Request =>
Repeat each record exactly as written, and drop any images.

Data for the task =>
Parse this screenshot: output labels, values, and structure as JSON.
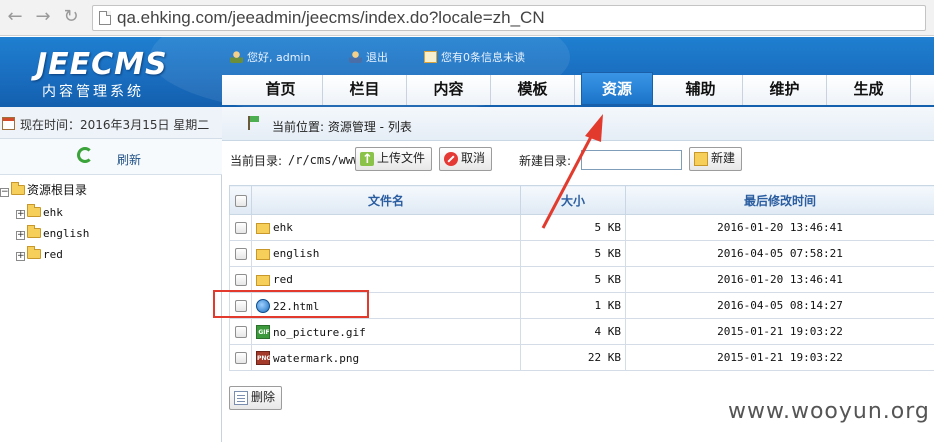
{
  "browser": {
    "back_icon": "back-arrow-icon",
    "forward_icon": "forward-arrow-icon",
    "reload_icon": "reload-icon",
    "url": "qa.ehking.com/jeeadmin/jeecms/index.do?locale=zh_CN"
  },
  "header": {
    "logo": "JEECMS",
    "logo_sub": "内容管理系统",
    "greeting": "您好, admin",
    "logout": "退出",
    "messages": "您有0条信息未读"
  },
  "nav": {
    "tabs": [
      {
        "label": "首页"
      },
      {
        "label": "栏目"
      },
      {
        "label": "内容"
      },
      {
        "label": "模板"
      },
      {
        "label": "资源",
        "active": true
      },
      {
        "label": "辅助"
      },
      {
        "label": "维护"
      },
      {
        "label": "生成"
      }
    ]
  },
  "sidebar": {
    "date_label": "现在时间：",
    "date_value": "2016年3月15日 星期二",
    "refresh": "刷新",
    "tree_root": "资源根目录",
    "tree_items": [
      {
        "label": "ehk"
      },
      {
        "label": "english"
      },
      {
        "label": "red"
      }
    ]
  },
  "main": {
    "location": "当前位置: 资源管理 - 列表",
    "current_dir_label": "当前目录:",
    "current_dir_value": "/r/cms/www",
    "upload_button": "上传文件",
    "cancel_button": "取消",
    "new_dir_label": "新建目录:",
    "new_dir_value": "",
    "new_button": "新建",
    "delete_button": "删除",
    "table": {
      "headers": {
        "name": "文件名",
        "size": "大小",
        "modified": "最后修改时间"
      },
      "rows": [
        {
          "name": "ehk",
          "icon": "folder-icon",
          "size": "5 KB",
          "modified": "2016-01-20 13:46:41"
        },
        {
          "name": "english",
          "icon": "folder-icon",
          "size": "5 KB",
          "modified": "2016-04-05 07:58:21"
        },
        {
          "name": "red",
          "icon": "folder-icon",
          "size": "5 KB",
          "modified": "2016-01-20 13:46:41"
        },
        {
          "name": "22.html",
          "icon": "html-file-icon",
          "size": "1 KB",
          "modified": "2016-04-05 08:14:27"
        },
        {
          "name": "no_picture.gif",
          "icon": "gif-file-icon",
          "icon_tag": "GIF",
          "size": "4 KB",
          "modified": "2015-01-21 19:03:22"
        },
        {
          "name": "watermark.png",
          "icon": "png-file-icon",
          "icon_tag": "PNG",
          "size": "22 KB",
          "modified": "2015-01-21 19:03:22"
        }
      ]
    }
  },
  "annotation": {
    "color": "#e23b2e"
  },
  "watermark": "www.wooyun.org",
  "colors": {
    "header_blue": "#1a6ec0",
    "active_tab": "#2a86d8",
    "table_header_text": "#2a5da0"
  }
}
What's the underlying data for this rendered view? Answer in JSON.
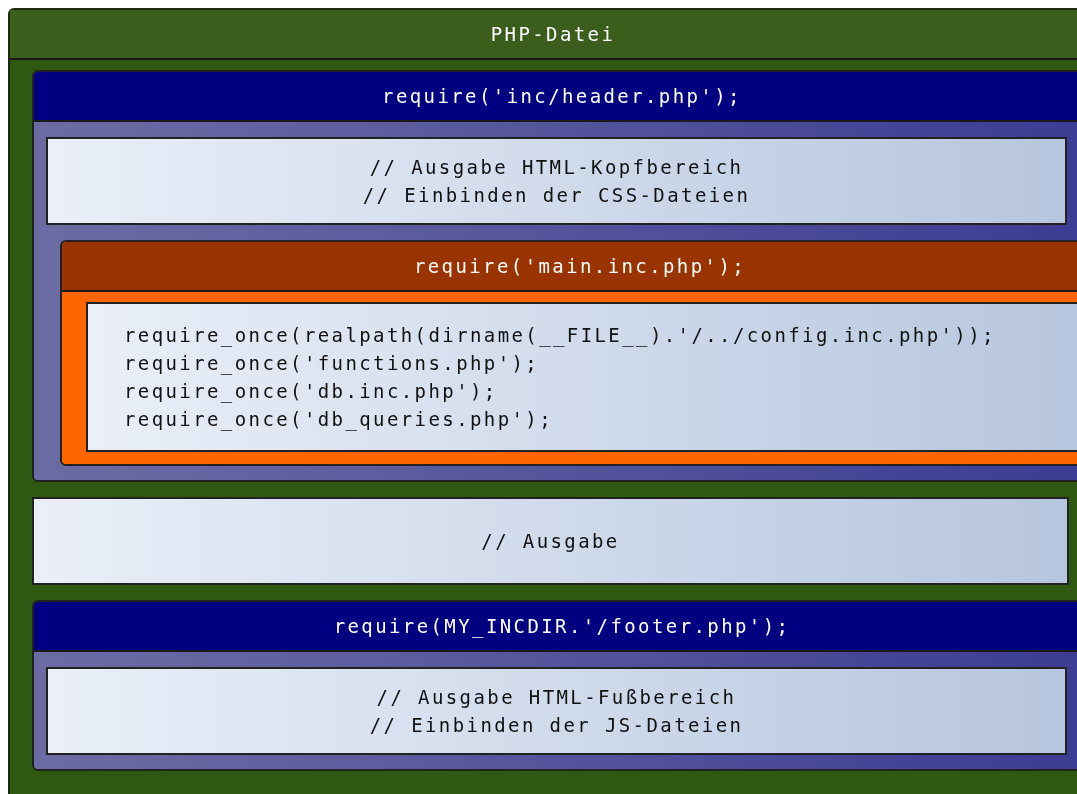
{
  "diagram": {
    "title": "PHP-Datei",
    "sections": [
      {
        "kind": "include",
        "title": "require('inc/header.php');",
        "children": [
          {
            "kind": "comment",
            "lines": [
              "// Ausgabe HTML-Kopfbereich",
              "// Einbinden der CSS-Dateien"
            ]
          },
          {
            "kind": "nested_include",
            "title": "require('main.inc.php');",
            "children": [
              {
                "kind": "code",
                "lines": [
                  "require_once(realpath(dirname(__FILE__).'/../config.inc.php'));",
                  "require_once('functions.php');",
                  "require_once('db.inc.php');",
                  "require_once('db_queries.php');"
                ]
              }
            ]
          }
        ]
      },
      {
        "kind": "comment",
        "lines": [
          "// Ausgabe"
        ]
      },
      {
        "kind": "include",
        "title": "require(MY_INCDIR.'/footer.php');",
        "children": [
          {
            "kind": "comment",
            "lines": [
              "// Ausgabe HTML-Fußbereich",
              "// Einbinden der JS-Dateien"
            ]
          }
        ]
      }
    ]
  }
}
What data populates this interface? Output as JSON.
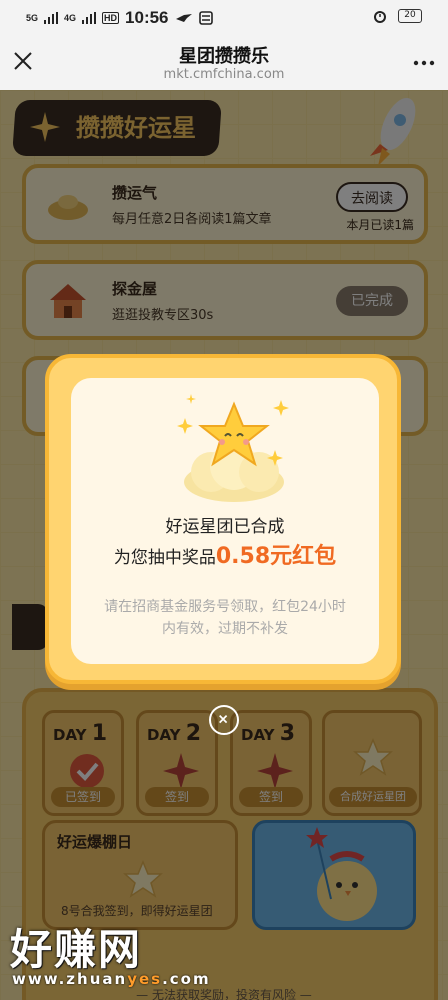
{
  "status_bar": {
    "signal_1": "5G",
    "signal_2": "4G",
    "hd": "HD",
    "time": "10:56",
    "battery": "20"
  },
  "nav": {
    "title": "星团攒攒乐",
    "subtitle": "mkt.cmfchina.com"
  },
  "banner": {
    "title": "攒攒好运星"
  },
  "tasks": [
    {
      "title": "攒运气",
      "desc": "每月任意2日各阅读1篇文章",
      "button": "去阅读",
      "progress": "本月已读1篇"
    },
    {
      "title": "探金屋",
      "desc": "逛逛投教专区30s",
      "button": "已完成"
    }
  ],
  "checkin": {
    "days": [
      {
        "prefix": "DAY",
        "num": "1",
        "button": "已签到"
      },
      {
        "prefix": "DAY",
        "num": "2",
        "button": "签到"
      },
      {
        "prefix": "DAY",
        "num": "3",
        "button": "签到"
      }
    ],
    "merge_button": "合成好运星团",
    "lucky_title": "好运爆棚日",
    "lucky_sub": "8号合我签到，即得好运星团",
    "bottom_hint": "— 无法获取奖励，投资有风险 —"
  },
  "modal": {
    "line1": "好运星团已合成",
    "line2_prefix": "为您抽中奖品",
    "prize": "0.58元红包",
    "note": "请在招商基金服务号领取，红包24小时内有效，过期不补发"
  },
  "watermark": {
    "text": "好赚网",
    "url_prefix": "www.zhuan",
    "url_highlight": "yes",
    "url_suffix": ".com"
  },
  "colors": {
    "accent": "#f06a22",
    "page_bg": "#fbe7a6",
    "modal_bg": "#ffd470",
    "dark": "#3b2d22"
  }
}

Worked solution =>
Parse this screenshot: output labels, values, and structure as JSON.
{
  "browser": {
    "back_icon": "back-arrow-icon",
    "forward_icon": "forward-arrow-icon",
    "reload_icon": "reload-icon",
    "url": "qa.ehking.com/jeeadmin/jeecms/index.do?locale=zh_CN"
  },
  "header": {
    "logo": "JEECMS",
    "logo_sub": "内容管理系统",
    "greeting": "您好, admin",
    "logout": "退出",
    "messages": "您有0条信息未读"
  },
  "nav": {
    "tabs": [
      {
        "label": "首页"
      },
      {
        "label": "栏目"
      },
      {
        "label": "内容"
      },
      {
        "label": "模板"
      },
      {
        "label": "资源",
        "active": true
      },
      {
        "label": "辅助"
      },
      {
        "label": "维护"
      },
      {
        "label": "生成"
      }
    ]
  },
  "sidebar": {
    "date_label": "现在时间：",
    "date_value": "2016年3月15日 星期二",
    "refresh": "刷新",
    "tree_root": "资源根目录",
    "tree_items": [
      {
        "label": "ehk"
      },
      {
        "label": "english"
      },
      {
        "label": "red"
      }
    ]
  },
  "main": {
    "location": "当前位置: 资源管理 - 列表",
    "current_dir_label": "当前目录:",
    "current_dir_value": "/r/cms/www",
    "upload_button": "上传文件",
    "cancel_button": "取消",
    "new_dir_label": "新建目录:",
    "new_dir_value": "",
    "new_button": "新建",
    "delete_button": "删除",
    "table": {
      "headers": {
        "name": "文件名",
        "size": "大小",
        "modified": "最后修改时间"
      },
      "rows": [
        {
          "name": "ehk",
          "icon": "folder-icon",
          "size": "5 KB",
          "modified": "2016-01-20 13:46:41"
        },
        {
          "name": "english",
          "icon": "folder-icon",
          "size": "5 KB",
          "modified": "2016-04-05 07:58:21"
        },
        {
          "name": "red",
          "icon": "folder-icon",
          "size": "5 KB",
          "modified": "2016-01-20 13:46:41"
        },
        {
          "name": "22.html",
          "icon": "html-file-icon",
          "size": "1 KB",
          "modified": "2016-04-05 08:14:27"
        },
        {
          "name": "no_picture.gif",
          "icon": "gif-file-icon",
          "icon_tag": "GIF",
          "size": "4 KB",
          "modified": "2015-01-21 19:03:22"
        },
        {
          "name": "watermark.png",
          "icon": "png-file-icon",
          "icon_tag": "PNG",
          "size": "22 KB",
          "modified": "2015-01-21 19:03:22"
        }
      ]
    }
  },
  "annotation": {
    "color": "#e23b2e"
  },
  "watermark": "www.wooyun.org",
  "colors": {
    "header_blue": "#1a6ec0",
    "active_tab": "#2a86d8",
    "table_header_text": "#2a5da0"
  }
}
What's the underlying data for this rendered view? Answer in JSON.
{
  "diagram": {
    "title": "PHP-Datei",
    "sections": [
      {
        "kind": "include",
        "title": "require('inc/header.php');",
        "children": [
          {
            "kind": "comment",
            "lines": [
              "// Ausgabe HTML-Kopfbereich",
              "// Einbinden der CSS-Dateien"
            ]
          },
          {
            "kind": "nested_include",
            "title": "require('main.inc.php');",
            "children": [
              {
                "kind": "code",
                "lines": [
                  "require_once(realpath(dirname(__FILE__).'/../config.inc.php'));",
                  "require_once('functions.php');",
                  "require_once('db.inc.php');",
                  "require_once('db_queries.php');"
                ]
              }
            ]
          }
        ]
      },
      {
        "kind": "comment",
        "lines": [
          "// Ausgabe"
        ]
      },
      {
        "kind": "include",
        "title": "require(MY_INCDIR.'/footer.php');",
        "children": [
          {
            "kind": "comment",
            "lines": [
              "// Ausgabe HTML-Fußbereich",
              "// Einbinden der JS-Dateien"
            ]
          }
        ]
      }
    ]
  }
}
What data populates this interface? Output as JSON.
{
  "status_bar": {
    "signal_1": "5G",
    "signal_2": "4G",
    "hd": "HD",
    "time": "10:56",
    "battery": "20"
  },
  "nav": {
    "title": "星团攒攒乐",
    "subtitle": "mkt.cmfchina.com"
  },
  "banner": {
    "title": "攒攒好运星"
  },
  "tasks": [
    {
      "title": "攒运气",
      "desc": "每月任意2日各阅读1篇文章",
      "button": "去阅读",
      "progress": "本月已读1篇"
    },
    {
      "title": "探金屋",
      "desc": "逛逛投教专区30s",
      "button": "已完成"
    }
  ],
  "checkin": {
    "days": [
      {
        "prefix": "DAY",
        "num": "1",
        "button": "已签到"
      },
      {
        "prefix": "DAY",
        "num": "2",
        "button": "签到"
      },
      {
        "prefix": "DAY",
        "num": "3",
        "button": "签到"
      }
    ],
    "merge_button": "合成好运星团",
    "lucky_title": "好运爆棚日",
    "lucky_sub": "8号合我签到，即得好运星团",
    "bottom_hint": "— 无法获取奖励，投资有风险 —"
  },
  "modal": {
    "line1": "好运星团已合成",
    "line2_prefix": "为您抽中奖品",
    "prize": "0.58元红包",
    "note": "请在招商基金服务号领取，红包24小时内有效，过期不补发"
  },
  "watermark": {
    "text": "好赚网",
    "url_prefix": "www.zhuan",
    "url_highlight": "yes",
    "url_suffix": ".com"
  },
  "colors": {
    "accent": "#f06a22",
    "page_bg": "#fbe7a6",
    "modal_bg": "#ffd470",
    "dark": "#3b2d22"
  }
}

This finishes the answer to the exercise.